Task to complete:
Can you copy, word for word and unchanged, the stretch of the records from the very start through the line containing "- data-point: [363, 515, 372, 524]"?

— Start of Exercise inputs —

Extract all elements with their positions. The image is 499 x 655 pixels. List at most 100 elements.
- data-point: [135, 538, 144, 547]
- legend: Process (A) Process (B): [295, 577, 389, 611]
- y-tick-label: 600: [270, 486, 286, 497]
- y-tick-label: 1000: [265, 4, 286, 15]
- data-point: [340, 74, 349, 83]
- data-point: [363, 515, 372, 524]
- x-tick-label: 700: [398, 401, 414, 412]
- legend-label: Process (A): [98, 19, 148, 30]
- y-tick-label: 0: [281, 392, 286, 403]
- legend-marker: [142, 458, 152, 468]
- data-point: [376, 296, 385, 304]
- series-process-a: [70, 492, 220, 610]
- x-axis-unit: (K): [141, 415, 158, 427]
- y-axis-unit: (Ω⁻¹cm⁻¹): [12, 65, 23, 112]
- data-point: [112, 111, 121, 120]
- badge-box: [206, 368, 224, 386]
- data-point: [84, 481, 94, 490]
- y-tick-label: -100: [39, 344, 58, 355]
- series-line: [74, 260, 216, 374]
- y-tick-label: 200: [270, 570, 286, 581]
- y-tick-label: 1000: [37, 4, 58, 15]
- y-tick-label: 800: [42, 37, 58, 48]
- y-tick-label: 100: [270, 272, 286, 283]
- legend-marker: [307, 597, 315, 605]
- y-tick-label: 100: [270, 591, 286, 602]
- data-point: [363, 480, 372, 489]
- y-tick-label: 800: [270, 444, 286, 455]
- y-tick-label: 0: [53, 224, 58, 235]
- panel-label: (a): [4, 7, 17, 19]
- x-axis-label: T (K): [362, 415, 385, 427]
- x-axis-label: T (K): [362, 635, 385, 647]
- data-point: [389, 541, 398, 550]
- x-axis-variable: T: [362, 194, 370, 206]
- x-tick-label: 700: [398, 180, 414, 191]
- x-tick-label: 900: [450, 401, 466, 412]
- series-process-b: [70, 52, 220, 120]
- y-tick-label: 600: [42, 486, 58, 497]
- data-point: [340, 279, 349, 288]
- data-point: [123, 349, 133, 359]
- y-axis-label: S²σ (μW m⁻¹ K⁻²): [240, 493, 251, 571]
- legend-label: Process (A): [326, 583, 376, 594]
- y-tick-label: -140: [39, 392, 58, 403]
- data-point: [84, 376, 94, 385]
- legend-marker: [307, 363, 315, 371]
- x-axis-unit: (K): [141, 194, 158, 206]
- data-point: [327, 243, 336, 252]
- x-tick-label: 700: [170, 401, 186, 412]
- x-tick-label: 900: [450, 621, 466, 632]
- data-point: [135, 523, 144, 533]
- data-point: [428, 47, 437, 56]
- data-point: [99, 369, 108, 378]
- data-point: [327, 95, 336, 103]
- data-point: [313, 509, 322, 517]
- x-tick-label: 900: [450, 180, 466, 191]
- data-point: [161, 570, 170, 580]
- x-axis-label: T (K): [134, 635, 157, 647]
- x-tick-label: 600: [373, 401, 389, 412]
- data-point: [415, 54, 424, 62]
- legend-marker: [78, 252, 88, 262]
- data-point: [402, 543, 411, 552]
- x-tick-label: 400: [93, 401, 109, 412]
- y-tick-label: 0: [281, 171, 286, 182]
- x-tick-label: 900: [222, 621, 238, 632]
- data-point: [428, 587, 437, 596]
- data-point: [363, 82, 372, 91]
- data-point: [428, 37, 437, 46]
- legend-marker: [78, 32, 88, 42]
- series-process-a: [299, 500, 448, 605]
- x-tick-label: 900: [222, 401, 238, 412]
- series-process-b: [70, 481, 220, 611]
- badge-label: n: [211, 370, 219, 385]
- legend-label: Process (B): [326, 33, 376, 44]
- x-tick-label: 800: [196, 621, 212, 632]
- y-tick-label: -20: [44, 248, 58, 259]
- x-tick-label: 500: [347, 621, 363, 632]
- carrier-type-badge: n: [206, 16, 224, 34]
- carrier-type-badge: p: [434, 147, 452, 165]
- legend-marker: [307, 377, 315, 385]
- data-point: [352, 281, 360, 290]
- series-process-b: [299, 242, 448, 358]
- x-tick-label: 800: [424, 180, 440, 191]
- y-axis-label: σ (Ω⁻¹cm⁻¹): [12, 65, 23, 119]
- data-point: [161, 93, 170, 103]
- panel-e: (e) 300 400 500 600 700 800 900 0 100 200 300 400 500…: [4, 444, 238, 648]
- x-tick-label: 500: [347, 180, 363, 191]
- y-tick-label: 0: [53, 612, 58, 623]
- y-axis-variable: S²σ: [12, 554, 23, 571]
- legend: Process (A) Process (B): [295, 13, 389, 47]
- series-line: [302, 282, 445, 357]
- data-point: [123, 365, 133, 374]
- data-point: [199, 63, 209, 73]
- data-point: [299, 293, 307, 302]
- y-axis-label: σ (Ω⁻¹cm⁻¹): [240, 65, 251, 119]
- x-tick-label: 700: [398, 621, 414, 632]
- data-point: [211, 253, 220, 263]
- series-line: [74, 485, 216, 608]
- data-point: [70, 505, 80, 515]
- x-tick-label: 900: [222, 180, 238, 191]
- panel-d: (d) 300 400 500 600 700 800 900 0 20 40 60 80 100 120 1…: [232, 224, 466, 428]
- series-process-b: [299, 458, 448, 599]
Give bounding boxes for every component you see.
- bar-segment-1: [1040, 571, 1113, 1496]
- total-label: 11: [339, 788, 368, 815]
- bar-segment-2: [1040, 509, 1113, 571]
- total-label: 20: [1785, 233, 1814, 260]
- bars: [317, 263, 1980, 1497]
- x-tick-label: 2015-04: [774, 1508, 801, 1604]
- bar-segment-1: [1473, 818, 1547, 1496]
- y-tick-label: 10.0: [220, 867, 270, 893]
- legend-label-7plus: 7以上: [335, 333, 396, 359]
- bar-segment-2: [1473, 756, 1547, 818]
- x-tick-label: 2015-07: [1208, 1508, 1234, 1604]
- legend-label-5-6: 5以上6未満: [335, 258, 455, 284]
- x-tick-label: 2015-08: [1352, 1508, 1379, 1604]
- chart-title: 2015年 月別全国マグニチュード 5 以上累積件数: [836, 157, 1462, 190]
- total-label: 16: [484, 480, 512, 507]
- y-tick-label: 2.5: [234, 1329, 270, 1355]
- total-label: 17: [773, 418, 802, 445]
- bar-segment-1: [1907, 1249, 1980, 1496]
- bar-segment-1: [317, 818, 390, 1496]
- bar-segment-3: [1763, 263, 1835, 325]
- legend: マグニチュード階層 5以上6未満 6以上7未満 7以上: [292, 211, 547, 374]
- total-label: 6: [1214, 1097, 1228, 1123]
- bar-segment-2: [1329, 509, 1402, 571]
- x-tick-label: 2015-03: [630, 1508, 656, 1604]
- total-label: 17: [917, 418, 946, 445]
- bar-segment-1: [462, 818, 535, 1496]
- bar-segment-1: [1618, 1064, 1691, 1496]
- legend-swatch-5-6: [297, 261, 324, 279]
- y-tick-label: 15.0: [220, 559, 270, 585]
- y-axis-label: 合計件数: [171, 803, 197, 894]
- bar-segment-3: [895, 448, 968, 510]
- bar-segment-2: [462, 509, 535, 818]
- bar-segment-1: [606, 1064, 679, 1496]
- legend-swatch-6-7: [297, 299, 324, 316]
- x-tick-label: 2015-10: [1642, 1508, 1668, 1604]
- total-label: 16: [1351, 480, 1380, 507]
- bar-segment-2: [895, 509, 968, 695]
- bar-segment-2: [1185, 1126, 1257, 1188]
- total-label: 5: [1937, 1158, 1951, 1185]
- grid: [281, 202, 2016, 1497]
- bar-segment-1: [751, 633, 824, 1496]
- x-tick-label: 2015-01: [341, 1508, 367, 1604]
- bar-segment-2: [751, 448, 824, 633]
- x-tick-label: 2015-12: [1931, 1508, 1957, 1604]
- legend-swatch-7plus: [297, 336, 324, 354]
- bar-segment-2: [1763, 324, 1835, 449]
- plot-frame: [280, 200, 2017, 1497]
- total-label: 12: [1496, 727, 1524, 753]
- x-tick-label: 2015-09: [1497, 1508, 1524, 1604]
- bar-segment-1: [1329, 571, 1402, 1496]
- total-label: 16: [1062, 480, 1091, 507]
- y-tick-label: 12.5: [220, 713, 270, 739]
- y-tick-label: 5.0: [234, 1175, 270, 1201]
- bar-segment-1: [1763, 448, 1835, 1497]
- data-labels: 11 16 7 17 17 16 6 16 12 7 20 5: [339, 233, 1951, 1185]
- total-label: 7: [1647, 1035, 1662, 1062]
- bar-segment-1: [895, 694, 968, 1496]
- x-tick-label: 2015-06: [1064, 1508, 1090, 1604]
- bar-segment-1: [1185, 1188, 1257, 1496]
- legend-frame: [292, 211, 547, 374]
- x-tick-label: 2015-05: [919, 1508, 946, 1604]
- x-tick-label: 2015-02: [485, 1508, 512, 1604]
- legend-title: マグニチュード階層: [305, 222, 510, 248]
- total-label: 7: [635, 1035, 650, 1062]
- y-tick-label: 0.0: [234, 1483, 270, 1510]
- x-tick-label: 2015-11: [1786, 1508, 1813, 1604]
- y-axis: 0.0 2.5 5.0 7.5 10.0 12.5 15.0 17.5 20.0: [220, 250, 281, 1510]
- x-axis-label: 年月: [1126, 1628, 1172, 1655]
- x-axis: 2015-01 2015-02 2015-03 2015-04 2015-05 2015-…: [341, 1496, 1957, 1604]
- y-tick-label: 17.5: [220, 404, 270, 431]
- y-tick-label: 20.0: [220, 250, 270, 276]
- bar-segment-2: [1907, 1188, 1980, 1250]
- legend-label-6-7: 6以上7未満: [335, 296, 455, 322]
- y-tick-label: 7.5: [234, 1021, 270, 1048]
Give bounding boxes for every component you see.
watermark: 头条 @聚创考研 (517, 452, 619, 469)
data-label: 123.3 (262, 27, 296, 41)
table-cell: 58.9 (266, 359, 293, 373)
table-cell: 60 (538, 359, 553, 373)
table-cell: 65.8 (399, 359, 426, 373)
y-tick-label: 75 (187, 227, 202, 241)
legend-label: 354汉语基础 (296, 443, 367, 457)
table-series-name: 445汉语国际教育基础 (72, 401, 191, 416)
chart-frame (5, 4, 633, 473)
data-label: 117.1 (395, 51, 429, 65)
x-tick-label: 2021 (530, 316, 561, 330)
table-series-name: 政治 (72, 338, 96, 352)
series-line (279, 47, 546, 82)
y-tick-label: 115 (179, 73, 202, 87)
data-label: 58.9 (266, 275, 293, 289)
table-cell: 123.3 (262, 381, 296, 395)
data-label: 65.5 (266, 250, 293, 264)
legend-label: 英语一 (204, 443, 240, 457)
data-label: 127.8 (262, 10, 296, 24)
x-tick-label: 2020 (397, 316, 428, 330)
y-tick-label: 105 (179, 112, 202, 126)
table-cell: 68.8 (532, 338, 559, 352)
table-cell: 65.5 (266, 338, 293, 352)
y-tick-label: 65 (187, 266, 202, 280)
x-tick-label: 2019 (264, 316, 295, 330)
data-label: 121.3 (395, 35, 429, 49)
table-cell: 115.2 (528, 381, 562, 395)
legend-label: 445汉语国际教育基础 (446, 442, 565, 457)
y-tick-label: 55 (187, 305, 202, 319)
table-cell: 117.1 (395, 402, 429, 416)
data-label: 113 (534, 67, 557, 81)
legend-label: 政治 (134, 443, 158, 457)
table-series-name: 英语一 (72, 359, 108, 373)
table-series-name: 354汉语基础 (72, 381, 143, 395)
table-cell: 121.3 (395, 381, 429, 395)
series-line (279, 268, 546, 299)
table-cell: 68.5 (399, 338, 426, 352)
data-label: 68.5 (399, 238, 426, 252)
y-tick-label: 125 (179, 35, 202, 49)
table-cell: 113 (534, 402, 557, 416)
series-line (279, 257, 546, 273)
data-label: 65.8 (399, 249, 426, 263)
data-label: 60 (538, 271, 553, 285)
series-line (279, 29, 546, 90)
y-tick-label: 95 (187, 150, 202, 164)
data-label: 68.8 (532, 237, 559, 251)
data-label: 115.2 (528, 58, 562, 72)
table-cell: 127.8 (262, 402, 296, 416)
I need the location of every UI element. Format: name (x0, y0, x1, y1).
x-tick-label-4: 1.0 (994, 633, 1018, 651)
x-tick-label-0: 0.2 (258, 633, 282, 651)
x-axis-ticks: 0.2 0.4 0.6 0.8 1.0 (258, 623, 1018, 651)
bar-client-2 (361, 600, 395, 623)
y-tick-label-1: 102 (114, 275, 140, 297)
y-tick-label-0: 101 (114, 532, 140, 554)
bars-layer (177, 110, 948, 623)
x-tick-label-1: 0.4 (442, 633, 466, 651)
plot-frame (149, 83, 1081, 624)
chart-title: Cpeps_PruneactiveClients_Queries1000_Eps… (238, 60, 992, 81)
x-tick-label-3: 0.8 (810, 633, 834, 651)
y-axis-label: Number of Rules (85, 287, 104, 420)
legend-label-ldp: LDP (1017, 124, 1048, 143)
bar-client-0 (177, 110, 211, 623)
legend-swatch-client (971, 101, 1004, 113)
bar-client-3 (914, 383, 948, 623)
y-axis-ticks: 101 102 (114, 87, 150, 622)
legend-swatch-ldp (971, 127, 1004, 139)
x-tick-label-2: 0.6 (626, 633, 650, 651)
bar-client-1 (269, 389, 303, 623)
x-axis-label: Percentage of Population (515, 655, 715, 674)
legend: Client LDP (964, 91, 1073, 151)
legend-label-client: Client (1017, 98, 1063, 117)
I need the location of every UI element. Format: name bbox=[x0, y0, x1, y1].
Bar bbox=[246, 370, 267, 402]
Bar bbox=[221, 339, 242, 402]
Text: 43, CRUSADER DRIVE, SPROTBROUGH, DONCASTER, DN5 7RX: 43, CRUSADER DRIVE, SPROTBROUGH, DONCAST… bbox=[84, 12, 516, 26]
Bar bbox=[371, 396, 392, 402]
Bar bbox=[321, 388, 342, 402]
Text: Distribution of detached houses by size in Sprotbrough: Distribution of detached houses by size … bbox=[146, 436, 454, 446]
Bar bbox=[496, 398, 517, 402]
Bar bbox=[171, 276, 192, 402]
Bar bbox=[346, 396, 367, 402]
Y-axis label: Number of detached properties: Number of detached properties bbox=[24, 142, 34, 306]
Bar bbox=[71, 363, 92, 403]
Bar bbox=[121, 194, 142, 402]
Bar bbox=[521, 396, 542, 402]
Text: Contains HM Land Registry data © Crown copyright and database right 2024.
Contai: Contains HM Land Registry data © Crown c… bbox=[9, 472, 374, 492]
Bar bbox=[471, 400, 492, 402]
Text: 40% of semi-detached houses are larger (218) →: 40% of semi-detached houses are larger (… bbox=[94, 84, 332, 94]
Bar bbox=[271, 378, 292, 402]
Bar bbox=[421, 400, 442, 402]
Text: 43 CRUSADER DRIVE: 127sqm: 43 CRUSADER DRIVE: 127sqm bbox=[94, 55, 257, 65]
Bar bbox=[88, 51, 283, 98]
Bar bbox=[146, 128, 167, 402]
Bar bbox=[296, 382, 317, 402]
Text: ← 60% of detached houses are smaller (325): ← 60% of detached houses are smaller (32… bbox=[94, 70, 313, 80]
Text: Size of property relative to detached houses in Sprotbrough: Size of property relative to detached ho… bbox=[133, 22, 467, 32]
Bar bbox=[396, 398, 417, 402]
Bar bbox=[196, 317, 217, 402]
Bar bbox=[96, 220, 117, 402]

— End of Exercise inputs —

Problem solution:
Extract all elements with their positions. The image is 499 x 655 pixels. List at most 100 elements.
- data-point: [135, 538, 144, 547]
- legend: Process (A) Process (B): [295, 577, 389, 611]
- y-tick-label: 600: [270, 486, 286, 497]
- y-tick-label: 1000: [265, 4, 286, 15]
- data-point: [340, 74, 349, 83]
- data-point: [363, 515, 372, 524]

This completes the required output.